* Passage provided
● ● ● ● ● ● ●

GAN Inversion: A brief walkthrough — Part III

8 min readNov 15, 2021

--

This series intends to explain the concept of GAN Inversion [1], which aims to provide an intuitive understanding of the latent space by inverting an image into the latent space to obtain its latent code.

The series is structured into the following four parts:

Part I — Introduction to GAN Inversion and its approaches.
Part II, III & IV — GAN Inversion extensions, applications, and future work.

In Part I, we briefly introduced the concept of GANs and their latent spaces, in addition to introducing the concept of GAN Inversion [1] and its approaches and showed a brief comparison with VAE-GANs.

In Part II, we discussed the characteristics of GAN inversion as well as latent space navigation using the technique.

In this post, which is the third part of a four-part series on GAN Inversion, we’ll discuss on some recent extensions to GAN inversion approaches.

1. Extensions to GAN inversion approaches

1.1 In-domain GAN inversion for Real Image Editing

Previous approaches attempted to reconstruct input images at a pixel level to obtain their corresponding latent vector. They, however, fail to obtain semantically meaningful latent codes within the original latent space. This means that the obtained latent code may not lie in the original latent space of the GAN or wouldn’t hold the semantic meaning encoded in the GAN latent space. Hence, making it difficult to perform semantic editing on the reconstructed image. For example, performing semantic editing on the latent space of Image2StyleGAN [4] resulted in unrealistic images for age, expression, and eyeglasses as can be seen in the image below.

● ● ● ● ● ● ●

* Given material
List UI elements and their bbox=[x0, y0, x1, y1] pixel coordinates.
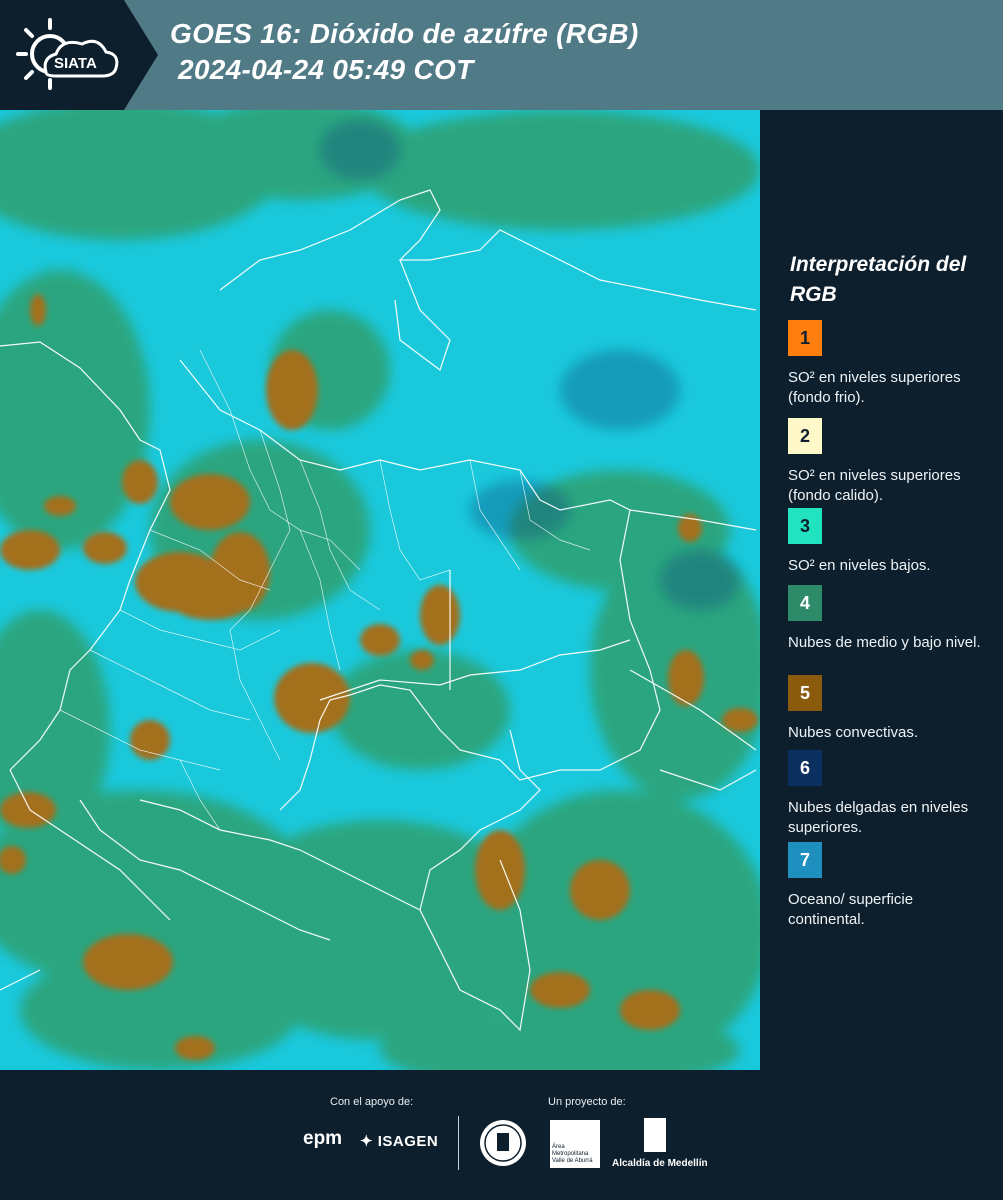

● ● ● ● ● ● ●

* Your tasks
a – From the GAN inversion walkthrough, repeat word for word the span that begins at "The series is" and stops after "and future work.".
b – Answer these questions using the GAN inversion walkthrough:
(i) How many parts does the series have in total?
(ii) What topics did Part II cover?
(iii) Which model's latent space gave unrealistic images when semantic editing was applied for age, expression, and eyeglasses?
c – Put this sentence from the GAN inversion walkthrough into Spanish: "In Part II, we discussed the characteristics of GAN inversion as well as latent space navigation using the technique."

* Responses
a –
The series is structured into the following four parts:

Part I — Introduction to GAN Inversion and its approaches.
Part II, III & IV — GAN Inversion extensions, applications, and future work.

b –
(i) Four.
(ii) The characteristics of GAN inversion and latent space navigation using the technique.
(iii) Image2StyleGAN.

c – En la Parte II, analizamos las características de la inversión de GAN, así como la navegación por el espacio latente mediante esta técnica.